--- start of INPUT MATERIAL ---

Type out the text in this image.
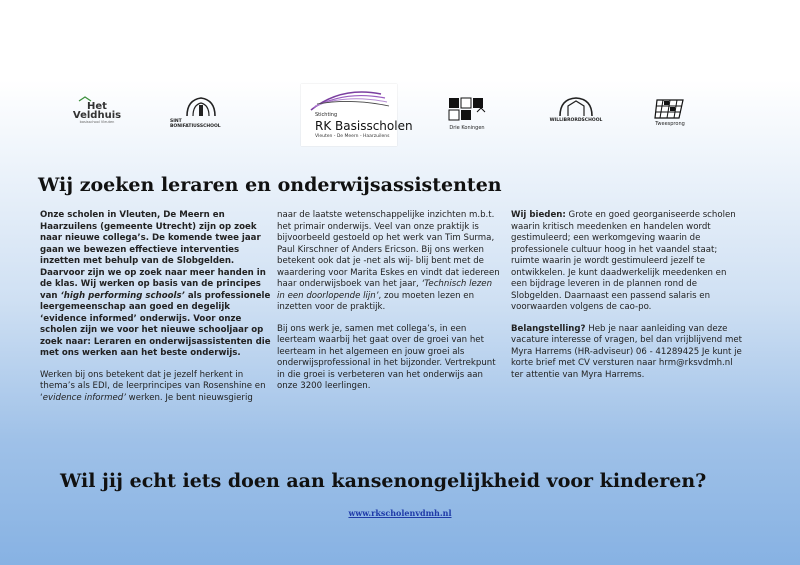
Het
Veldhuis
basisschool Vleuten	SINT BONIFATIUSSCHOOL
Stichting
RK Basisscholen
Vleuten - De Meern - Haarzuilens
Drie Koningen
WILLIBRORDSCHOOL
Tweesprong
Wij zoeken leraren en onderwijsassistenten

Onze scholen in Vleuten, De Meern en Haarzuilens (gemeente Utrecht) zijn op zoek naar nieuwe collega’s. De komende twee jaar gaan we bewezen effectieve interventies inzetten met behulp van de Slobgelden. Daarvoor zijn we op zoek naar meer handen in de klas. Wij werken op basis van de principes van ‘high performing schools’ als professionele leergemeenschap aan goed en degelijk ‘evidence informed’ onderwijs. Voor onze scholen zijn we voor het nieuwe schooljaar op zoek naar: Leraren en onderwijsassistenten die met ons werken aan het beste onderwijs.

Werken bij ons betekent dat je jezelf herkent in thema’s als EDI, de leerprincipes van Rosenshine en ‘evidence informed’ werken. Je bent nieuwsgierig

naar de laatste wetenschappelijke inzichten m.b.t. het primair onderwijs. Veel van onze praktijk is bijvoorbeeld gestoeld op het werk van Tim Surma, Paul Kirschner of Anders Ericson. Bij ons werken betekent ook dat je -net als wij- blij bent met de waardering voor Marita Eskes en vindt dat iedereen haar onderwijsboek van het jaar, ‘Technisch lezen in een doorlopende lijn’, zou moeten lezen en inzetten voor de praktijk.

Bij ons werk je, samen met collega’s, in een leerteam waarbij het gaat over de groei van het leerteam in het algemeen en jouw groei als onderwijsprofessional in het bijzonder. Vertrekpunt in die groei is verbeteren van het onderwijs aan onze 3200 leerlingen.

Wij bieden: Grote en goed georganiseerde scholen waarin kritisch meedenken en handelen wordt gestimuleerd; een werkomgeving waarin de professionele cultuur hoog in het vaandel staat; ruimte waarin je wordt gestimuleerd jezelf te ontwikkelen. Je kunt daadwerkelijk meedenken en een bijdrage leveren in de plannen rond de Slobgelden. Daarnaast een passend salaris en voorwaarden volgens de cao-po.

Belangstelling? Heb je naar aanleiding van deze vacature interesse of vragen, bel dan vrijblijvend met Myra Harrems (HR-adviseur) 06 - 41289425 Je kunt je korte brief met CV versturen naar hrm@rksvdmh.nl ter attentie van Myra Harrems.

Wil jij echt iets doen aan kansenongelijkheid voor kinderen?
www.rkscholenvdmh.nl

--- end of INPUT MATERIAL ---

# [EXERCISE]
Produce an exact copy of each line of data, skipping embedded images.

# [EXPECTED OUTPUT]
Type out the text in this image.
Het
Veldhuis
basisschool Vleuten	SINT BONIFATIUSSCHOOL
Stichting
RK Basisscholen
Vleuten - De Meern - Haarzuilens
Drie Koningen
WILLIBRORDSCHOOL
Tweesprong
Wij zoeken leraren en onderwijsassistenten

Onze scholen in Vleuten, De Meern en Haarzuilens (gemeente Utrecht) zijn op zoek naar nieuwe collega’s. De komende twee jaar gaan we bewezen effectieve interventies inzetten met behulp van de Slobgelden. Daarvoor zijn we op zoek naar meer handen in de klas. Wij werken op basis van de principes van ‘high performing schools’ als professionele leergemeenschap aan goed en degelijk ‘evidence informed’ onderwijs. Voor onze scholen zijn we voor het nieuwe schooljaar op zoek naar: Leraren en onderwijsassistenten die met ons werken aan het beste onderwijs.

Werken bij ons betekent dat je jezelf herkent in thema’s als EDI, de leerprincipes van Rosenshine en ‘evidence informed’ werken. Je bent nieuwsgierig

naar de laatste wetenschappelijke inzichten m.b.t. het primair onderwijs. Veel van onze praktijk is bijvoorbeeld gestoeld op het werk van Tim Surma, Paul Kirschner of Anders Ericson. Bij ons werken betekent ook dat je -net als wij- blij bent met de waardering voor Marita Eskes en vindt dat iedereen haar onderwijsboek van het jaar, ‘Technisch lezen in een doorlopende lijn’, zou moeten lezen en inzetten voor de praktijk.

Bij ons werk je, samen met collega’s, in een leerteam waarbij het gaat over de groei van het leerteam in het algemeen en jouw groei als onderwijsprofessional in het bijzonder. Vertrekpunt in die groei is verbeteren van het onderwijs aan onze 3200 leerlingen.

Wij bieden: Grote en goed georganiseerde scholen waarin kritisch meedenken en handelen wordt gestimuleerd; een werkomgeving waarin de professionele cultuur hoog in het vaandel staat; ruimte waarin je wordt gestimuleerd jezelf te ontwikkelen. Je kunt daadwerkelijk meedenken en een bijdrage leveren in de plannen rond de Slobgelden. Daarnaast een passend salaris en voorwaarden volgens de cao-po.

Belangstelling? Heb je naar aanleiding van deze vacature interesse of vragen, bel dan vrijblijvend met Myra Harrems (HR-adviseur) 06 - 41289425 Je kunt je korte brief met CV versturen naar hrm@rksvdmh.nl ter attentie van Myra Harrems.

Wil jij echt iets doen aan kansenongelijkheid voor kinderen?
www.rkscholenvdmh.nl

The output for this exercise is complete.